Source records
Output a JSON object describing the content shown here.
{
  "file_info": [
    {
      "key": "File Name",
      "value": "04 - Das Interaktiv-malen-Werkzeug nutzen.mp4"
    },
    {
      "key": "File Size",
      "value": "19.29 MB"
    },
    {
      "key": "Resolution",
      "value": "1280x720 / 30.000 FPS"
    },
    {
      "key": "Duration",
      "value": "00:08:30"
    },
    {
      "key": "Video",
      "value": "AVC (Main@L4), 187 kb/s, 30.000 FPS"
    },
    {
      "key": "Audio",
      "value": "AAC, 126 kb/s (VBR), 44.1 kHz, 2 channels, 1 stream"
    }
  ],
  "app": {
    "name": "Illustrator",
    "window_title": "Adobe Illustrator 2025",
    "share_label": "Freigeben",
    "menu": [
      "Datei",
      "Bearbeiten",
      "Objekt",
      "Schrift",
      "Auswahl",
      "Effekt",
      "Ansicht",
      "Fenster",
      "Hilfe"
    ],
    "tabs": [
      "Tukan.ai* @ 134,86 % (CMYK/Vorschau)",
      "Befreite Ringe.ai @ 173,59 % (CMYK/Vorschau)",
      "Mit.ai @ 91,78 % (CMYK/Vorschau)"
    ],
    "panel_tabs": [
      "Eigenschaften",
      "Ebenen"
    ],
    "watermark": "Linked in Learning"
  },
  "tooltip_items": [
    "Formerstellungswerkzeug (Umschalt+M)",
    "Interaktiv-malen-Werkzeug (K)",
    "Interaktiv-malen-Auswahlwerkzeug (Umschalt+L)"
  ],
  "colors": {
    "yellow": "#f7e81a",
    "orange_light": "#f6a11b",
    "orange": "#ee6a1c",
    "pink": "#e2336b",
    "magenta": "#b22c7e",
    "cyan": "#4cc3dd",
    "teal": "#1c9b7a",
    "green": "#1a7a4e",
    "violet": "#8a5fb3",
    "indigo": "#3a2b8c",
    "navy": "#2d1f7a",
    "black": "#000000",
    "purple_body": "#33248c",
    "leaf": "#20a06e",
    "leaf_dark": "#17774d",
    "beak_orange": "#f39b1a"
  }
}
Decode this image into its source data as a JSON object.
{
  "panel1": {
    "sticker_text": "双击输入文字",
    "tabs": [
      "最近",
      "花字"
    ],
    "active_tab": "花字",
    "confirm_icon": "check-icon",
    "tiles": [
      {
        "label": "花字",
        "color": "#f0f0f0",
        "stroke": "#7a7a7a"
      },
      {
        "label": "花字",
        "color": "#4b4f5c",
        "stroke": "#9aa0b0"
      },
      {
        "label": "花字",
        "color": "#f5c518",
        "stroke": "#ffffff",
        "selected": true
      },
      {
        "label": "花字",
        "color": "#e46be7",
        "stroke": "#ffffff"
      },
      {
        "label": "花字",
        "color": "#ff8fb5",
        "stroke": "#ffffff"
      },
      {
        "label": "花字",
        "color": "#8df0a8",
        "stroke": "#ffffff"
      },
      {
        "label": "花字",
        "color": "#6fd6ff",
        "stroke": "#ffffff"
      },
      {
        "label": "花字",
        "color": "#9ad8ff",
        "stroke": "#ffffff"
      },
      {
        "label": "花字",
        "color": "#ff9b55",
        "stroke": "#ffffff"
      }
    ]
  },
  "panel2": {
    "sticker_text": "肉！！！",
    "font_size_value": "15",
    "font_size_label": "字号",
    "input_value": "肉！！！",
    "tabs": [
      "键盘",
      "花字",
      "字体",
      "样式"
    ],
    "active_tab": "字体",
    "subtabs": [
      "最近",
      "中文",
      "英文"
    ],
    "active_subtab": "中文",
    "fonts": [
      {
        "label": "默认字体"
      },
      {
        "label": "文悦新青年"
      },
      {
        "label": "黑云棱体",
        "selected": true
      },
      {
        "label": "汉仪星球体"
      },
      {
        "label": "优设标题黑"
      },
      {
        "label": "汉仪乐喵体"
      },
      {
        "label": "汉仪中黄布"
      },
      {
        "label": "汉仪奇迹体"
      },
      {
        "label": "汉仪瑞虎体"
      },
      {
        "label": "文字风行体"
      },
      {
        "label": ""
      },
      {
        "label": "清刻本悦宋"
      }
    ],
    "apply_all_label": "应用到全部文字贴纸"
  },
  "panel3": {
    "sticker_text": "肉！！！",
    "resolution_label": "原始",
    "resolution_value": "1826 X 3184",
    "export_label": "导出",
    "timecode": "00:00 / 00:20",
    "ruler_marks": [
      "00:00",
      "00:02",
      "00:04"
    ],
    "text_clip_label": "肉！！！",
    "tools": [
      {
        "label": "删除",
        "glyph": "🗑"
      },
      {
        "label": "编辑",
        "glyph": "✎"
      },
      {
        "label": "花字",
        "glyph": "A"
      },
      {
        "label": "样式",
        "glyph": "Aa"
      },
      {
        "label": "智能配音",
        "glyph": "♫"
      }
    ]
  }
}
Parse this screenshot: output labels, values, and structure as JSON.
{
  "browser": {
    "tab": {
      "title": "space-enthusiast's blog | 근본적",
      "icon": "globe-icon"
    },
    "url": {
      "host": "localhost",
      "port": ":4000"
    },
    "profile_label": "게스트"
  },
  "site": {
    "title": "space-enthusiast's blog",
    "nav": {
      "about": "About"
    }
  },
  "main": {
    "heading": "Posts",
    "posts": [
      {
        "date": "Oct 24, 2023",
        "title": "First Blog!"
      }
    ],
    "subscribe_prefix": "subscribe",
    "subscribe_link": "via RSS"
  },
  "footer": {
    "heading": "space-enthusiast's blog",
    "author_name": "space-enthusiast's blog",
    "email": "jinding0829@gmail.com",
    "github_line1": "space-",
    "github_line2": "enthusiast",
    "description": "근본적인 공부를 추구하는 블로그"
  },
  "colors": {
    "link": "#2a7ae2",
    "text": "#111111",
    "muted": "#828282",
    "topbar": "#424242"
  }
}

DESCRIPTION OF THE TASK – Look through the records and gather each line with the word "heading".

EXERCISE RESULT –
    "heading": "Posts",
    "heading": "space-enthusiast's blog",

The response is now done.